» **WHAT YOU NEED TO DO**: Using the material below, work out how many lines contain the word "body". Reply with the number and nothing more.

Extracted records

--------------------------------------------------

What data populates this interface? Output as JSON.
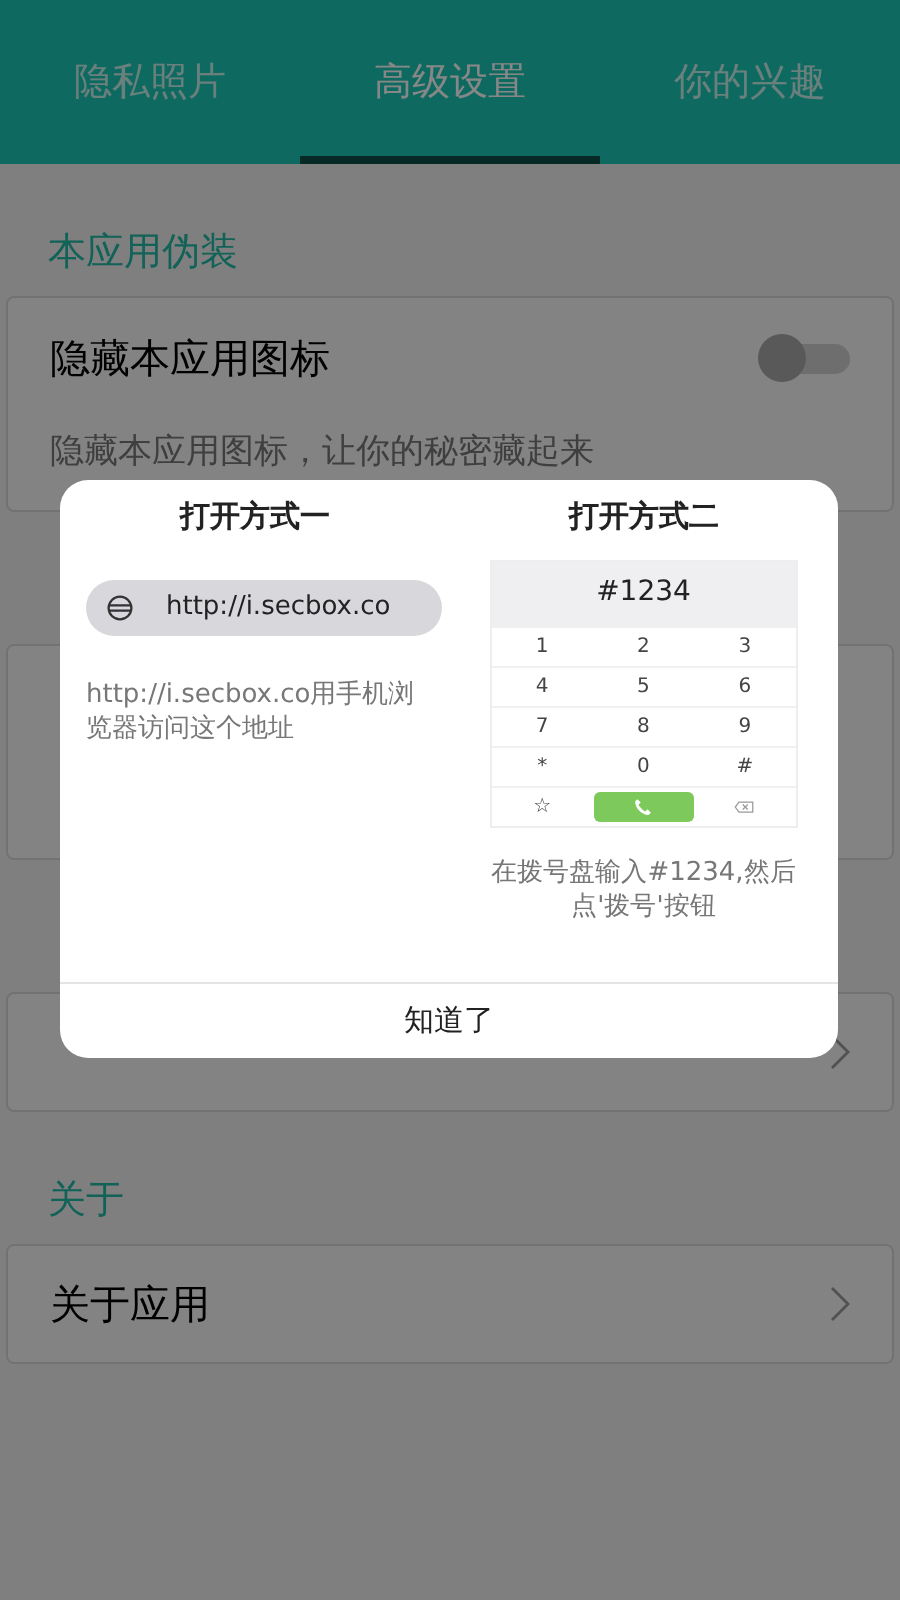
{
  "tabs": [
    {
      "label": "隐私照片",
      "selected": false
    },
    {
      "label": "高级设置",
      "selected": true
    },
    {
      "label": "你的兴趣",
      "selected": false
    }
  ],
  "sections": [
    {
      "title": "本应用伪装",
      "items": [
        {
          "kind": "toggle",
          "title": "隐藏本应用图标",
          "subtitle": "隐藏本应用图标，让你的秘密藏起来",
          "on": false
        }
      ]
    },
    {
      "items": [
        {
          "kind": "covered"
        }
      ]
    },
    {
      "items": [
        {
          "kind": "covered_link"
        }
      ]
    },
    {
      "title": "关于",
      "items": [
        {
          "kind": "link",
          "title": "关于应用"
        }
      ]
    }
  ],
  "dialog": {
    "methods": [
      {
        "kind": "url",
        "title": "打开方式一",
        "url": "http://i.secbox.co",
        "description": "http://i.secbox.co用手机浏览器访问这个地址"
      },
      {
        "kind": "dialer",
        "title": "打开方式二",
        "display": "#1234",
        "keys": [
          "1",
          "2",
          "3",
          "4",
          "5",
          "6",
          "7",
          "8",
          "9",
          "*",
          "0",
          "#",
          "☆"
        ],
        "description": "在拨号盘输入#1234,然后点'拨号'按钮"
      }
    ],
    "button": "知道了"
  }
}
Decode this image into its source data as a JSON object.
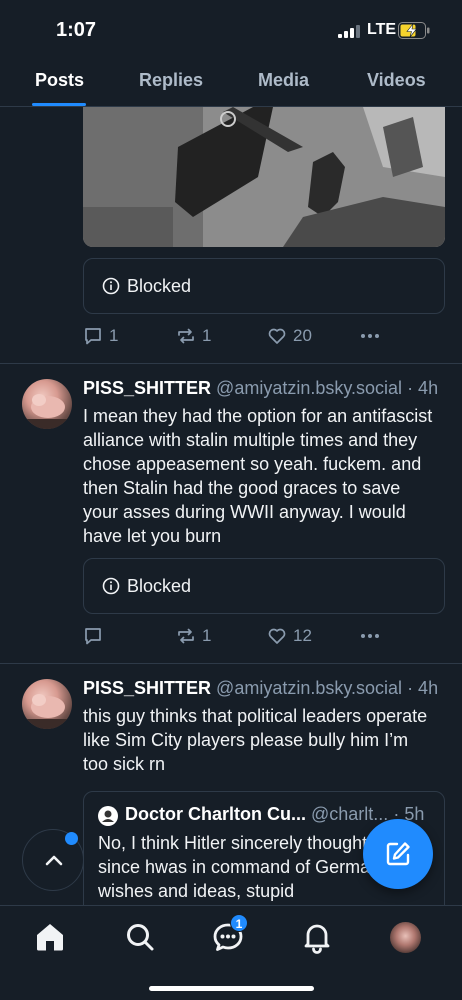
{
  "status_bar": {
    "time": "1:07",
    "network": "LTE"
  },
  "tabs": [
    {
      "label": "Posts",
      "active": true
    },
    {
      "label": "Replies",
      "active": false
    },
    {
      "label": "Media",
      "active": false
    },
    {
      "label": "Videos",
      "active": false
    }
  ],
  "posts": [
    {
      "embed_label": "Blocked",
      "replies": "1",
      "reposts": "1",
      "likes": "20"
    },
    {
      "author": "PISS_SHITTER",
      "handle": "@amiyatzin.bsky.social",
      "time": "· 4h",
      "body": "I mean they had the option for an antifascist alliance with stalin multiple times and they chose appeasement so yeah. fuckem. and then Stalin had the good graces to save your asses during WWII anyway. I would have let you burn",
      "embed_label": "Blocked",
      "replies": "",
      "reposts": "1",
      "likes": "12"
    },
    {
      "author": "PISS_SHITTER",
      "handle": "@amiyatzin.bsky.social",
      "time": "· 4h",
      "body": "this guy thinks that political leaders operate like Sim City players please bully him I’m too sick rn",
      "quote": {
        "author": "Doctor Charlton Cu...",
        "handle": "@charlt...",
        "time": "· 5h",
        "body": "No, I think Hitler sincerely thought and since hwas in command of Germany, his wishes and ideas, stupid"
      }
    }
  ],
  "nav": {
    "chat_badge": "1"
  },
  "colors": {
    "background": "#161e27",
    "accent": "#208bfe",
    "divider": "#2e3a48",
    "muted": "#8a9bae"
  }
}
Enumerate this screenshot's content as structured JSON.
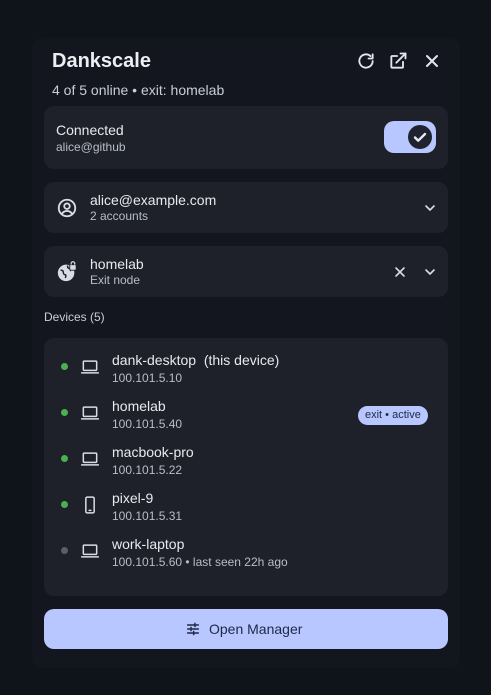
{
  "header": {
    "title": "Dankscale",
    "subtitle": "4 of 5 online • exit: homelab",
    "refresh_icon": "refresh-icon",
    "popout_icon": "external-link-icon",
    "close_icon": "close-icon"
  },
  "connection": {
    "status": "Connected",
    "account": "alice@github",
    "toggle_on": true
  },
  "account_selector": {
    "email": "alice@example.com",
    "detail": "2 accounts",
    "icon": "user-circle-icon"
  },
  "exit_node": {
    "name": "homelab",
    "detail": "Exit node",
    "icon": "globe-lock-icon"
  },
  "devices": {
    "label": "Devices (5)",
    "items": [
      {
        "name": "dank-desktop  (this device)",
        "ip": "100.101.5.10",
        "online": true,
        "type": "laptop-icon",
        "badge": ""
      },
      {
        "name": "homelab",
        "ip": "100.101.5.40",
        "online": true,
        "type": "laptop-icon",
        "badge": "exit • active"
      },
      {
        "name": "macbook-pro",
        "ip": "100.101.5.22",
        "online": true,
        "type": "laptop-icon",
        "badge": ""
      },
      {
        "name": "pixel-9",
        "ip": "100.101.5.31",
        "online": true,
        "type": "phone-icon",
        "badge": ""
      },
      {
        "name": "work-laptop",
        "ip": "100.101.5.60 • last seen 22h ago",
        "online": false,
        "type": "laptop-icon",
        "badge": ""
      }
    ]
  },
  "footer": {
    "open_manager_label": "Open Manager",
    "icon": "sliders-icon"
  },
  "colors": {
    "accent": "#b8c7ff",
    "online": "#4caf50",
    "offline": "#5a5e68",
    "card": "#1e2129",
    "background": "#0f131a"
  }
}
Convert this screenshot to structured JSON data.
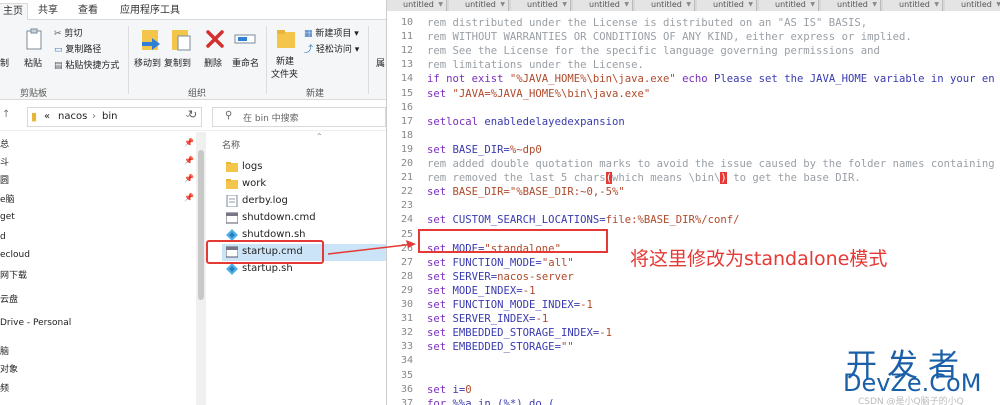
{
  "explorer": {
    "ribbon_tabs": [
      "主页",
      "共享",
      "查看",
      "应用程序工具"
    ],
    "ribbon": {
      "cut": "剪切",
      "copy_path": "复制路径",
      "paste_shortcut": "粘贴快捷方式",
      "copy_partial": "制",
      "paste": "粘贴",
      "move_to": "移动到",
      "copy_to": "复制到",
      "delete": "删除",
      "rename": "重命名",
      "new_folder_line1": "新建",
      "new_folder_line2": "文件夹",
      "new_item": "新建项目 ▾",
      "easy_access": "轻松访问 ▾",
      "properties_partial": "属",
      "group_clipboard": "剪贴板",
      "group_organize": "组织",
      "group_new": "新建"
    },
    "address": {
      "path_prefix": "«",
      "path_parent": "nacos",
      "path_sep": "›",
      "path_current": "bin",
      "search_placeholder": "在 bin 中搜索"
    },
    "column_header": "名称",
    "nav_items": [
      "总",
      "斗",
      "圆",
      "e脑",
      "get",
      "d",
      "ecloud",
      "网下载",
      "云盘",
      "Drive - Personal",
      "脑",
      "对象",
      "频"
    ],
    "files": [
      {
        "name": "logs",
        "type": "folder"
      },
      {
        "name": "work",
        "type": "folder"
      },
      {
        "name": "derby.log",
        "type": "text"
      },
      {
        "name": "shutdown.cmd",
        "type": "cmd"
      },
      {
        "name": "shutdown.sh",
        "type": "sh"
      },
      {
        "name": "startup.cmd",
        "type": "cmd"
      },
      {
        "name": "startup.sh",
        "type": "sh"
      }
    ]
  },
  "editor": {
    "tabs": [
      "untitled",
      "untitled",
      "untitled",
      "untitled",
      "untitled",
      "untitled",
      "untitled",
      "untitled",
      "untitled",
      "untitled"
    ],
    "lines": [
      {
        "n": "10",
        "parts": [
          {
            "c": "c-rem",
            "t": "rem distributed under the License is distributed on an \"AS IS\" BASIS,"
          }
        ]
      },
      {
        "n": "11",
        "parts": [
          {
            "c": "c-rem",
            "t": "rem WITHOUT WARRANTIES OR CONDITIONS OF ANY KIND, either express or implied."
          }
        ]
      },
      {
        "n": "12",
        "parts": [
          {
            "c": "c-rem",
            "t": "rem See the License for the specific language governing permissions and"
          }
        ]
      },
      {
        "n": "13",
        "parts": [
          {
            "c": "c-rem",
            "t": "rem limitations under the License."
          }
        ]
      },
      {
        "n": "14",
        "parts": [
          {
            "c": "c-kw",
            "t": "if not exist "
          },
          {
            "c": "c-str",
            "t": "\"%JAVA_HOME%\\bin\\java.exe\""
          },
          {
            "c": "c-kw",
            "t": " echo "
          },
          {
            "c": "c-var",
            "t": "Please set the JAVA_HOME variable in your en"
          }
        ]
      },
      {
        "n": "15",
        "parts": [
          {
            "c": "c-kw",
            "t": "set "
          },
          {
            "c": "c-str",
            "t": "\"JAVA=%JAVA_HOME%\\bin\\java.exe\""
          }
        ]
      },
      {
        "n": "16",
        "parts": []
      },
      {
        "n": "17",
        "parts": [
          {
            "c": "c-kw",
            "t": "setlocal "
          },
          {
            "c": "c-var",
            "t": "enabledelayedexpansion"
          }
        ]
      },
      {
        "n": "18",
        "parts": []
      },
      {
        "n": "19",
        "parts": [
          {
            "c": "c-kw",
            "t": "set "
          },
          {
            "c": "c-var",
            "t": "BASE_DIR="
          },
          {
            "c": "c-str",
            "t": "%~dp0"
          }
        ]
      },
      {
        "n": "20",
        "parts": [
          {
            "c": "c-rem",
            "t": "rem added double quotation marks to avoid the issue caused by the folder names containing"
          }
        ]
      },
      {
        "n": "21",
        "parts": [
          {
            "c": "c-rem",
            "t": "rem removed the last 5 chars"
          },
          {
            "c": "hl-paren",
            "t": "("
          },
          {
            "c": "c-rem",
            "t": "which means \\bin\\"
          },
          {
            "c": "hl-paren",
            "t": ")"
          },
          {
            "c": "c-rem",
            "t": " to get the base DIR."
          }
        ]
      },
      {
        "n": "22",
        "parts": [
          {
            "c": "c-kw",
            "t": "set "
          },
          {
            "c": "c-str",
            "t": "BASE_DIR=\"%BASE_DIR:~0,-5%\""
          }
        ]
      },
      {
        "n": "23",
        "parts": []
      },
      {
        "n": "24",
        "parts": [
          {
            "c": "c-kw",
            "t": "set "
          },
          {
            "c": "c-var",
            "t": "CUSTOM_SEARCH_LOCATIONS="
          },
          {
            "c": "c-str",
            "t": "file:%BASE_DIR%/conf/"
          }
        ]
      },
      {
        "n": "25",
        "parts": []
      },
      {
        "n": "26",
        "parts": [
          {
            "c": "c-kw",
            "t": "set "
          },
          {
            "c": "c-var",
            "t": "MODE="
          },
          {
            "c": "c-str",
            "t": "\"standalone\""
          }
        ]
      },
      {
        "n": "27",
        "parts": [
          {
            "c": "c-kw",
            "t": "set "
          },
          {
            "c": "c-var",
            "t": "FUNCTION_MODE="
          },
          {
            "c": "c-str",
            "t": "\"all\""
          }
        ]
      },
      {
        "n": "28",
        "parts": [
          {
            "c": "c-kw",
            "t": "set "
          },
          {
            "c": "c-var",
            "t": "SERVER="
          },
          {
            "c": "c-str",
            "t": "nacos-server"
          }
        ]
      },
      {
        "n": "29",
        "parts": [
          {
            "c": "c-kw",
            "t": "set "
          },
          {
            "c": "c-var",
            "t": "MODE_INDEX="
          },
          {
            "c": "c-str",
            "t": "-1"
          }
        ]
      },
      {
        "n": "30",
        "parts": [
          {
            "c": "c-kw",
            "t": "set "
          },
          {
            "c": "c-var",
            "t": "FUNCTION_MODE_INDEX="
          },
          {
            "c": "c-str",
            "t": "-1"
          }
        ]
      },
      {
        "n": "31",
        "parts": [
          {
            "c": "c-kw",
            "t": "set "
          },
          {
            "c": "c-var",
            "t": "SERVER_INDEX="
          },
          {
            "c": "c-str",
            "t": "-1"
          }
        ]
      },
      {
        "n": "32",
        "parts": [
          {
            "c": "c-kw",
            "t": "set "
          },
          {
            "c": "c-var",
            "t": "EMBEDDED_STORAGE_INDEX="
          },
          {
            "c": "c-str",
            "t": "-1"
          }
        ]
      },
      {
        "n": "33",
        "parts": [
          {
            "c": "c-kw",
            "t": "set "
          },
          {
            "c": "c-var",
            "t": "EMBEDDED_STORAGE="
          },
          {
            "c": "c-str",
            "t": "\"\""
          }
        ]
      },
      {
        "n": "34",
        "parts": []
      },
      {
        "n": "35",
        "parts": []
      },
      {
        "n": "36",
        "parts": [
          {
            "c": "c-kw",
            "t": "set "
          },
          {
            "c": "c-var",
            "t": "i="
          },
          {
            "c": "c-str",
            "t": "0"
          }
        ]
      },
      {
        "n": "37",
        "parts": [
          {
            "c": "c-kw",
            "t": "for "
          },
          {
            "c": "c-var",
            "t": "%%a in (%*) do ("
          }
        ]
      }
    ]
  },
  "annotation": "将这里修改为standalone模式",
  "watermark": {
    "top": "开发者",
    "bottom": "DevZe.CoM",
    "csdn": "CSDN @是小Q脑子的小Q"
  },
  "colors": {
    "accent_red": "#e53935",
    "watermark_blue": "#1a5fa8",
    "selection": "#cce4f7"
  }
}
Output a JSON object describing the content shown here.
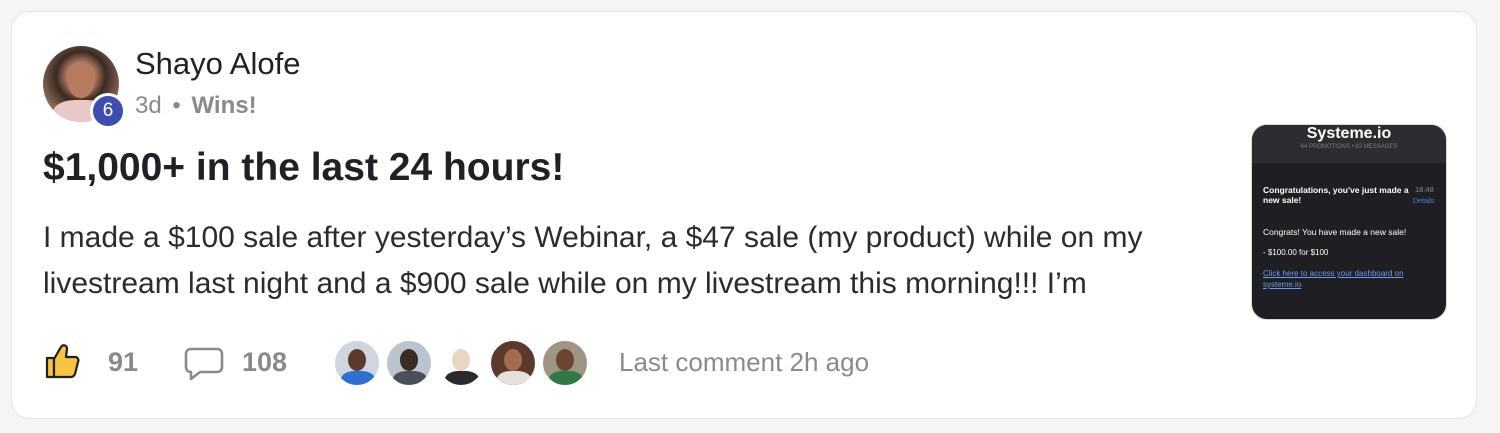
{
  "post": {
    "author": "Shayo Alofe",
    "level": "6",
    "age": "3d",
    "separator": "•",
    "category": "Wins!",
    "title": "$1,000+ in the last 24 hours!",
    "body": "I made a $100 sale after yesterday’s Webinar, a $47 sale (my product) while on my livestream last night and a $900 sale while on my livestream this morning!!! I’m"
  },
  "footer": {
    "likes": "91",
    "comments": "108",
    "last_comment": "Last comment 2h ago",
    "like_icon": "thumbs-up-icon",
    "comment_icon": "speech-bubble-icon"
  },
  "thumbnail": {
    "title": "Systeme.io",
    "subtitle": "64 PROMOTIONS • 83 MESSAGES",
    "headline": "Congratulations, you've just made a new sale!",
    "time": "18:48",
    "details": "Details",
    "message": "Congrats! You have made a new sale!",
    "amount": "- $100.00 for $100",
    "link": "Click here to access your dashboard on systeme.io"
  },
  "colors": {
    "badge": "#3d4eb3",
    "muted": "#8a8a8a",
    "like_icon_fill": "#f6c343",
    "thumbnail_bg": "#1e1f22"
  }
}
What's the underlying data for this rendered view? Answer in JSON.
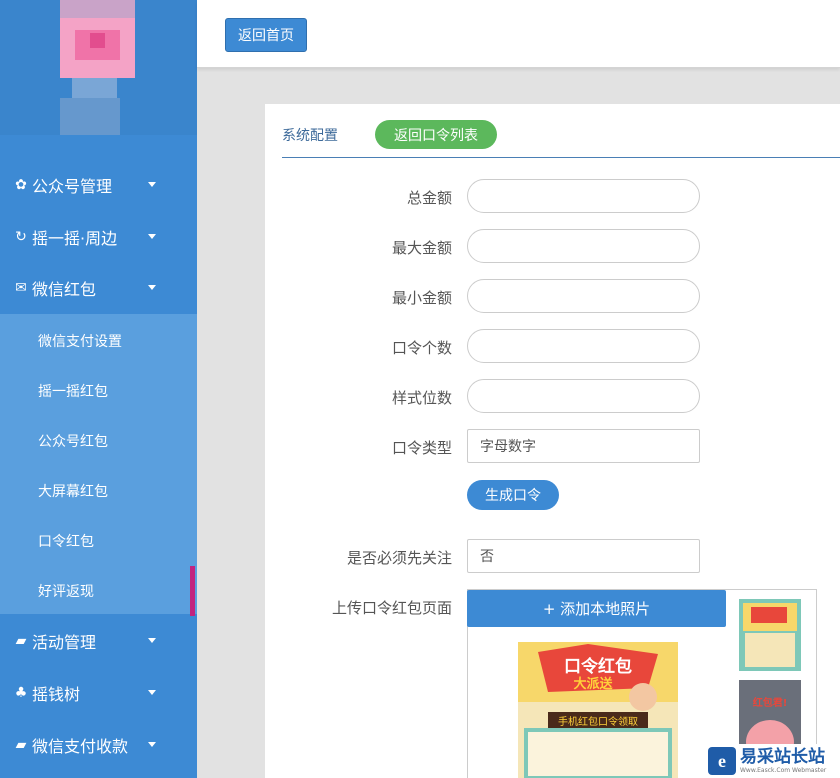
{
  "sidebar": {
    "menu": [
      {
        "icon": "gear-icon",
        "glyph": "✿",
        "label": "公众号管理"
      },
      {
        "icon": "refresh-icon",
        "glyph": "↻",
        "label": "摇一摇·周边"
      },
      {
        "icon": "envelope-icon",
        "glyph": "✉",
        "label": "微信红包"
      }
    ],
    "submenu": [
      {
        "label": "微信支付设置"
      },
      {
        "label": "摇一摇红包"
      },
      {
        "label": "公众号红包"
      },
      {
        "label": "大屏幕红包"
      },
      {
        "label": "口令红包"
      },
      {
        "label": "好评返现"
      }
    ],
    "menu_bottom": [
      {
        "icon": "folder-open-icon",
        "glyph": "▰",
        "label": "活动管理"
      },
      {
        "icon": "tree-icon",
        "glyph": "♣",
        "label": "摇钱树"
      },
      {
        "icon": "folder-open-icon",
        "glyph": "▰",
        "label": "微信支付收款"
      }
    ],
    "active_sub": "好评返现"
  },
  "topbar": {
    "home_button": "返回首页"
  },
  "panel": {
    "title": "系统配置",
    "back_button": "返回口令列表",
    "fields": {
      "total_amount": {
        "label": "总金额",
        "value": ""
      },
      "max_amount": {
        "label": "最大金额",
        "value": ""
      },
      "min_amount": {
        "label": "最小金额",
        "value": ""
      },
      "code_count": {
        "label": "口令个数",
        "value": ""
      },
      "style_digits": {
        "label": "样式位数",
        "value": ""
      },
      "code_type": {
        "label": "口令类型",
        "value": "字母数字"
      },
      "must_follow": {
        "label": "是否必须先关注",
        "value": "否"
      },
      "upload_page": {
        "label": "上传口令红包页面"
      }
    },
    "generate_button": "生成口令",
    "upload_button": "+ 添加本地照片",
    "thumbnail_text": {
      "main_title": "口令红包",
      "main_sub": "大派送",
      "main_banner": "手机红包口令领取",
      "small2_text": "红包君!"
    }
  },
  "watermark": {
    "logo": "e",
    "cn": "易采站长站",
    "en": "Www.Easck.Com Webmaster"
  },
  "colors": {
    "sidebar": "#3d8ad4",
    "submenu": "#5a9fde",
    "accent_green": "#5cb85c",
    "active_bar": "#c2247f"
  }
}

--------------------------------------------------

» **SOLVED PROBLEM**: 4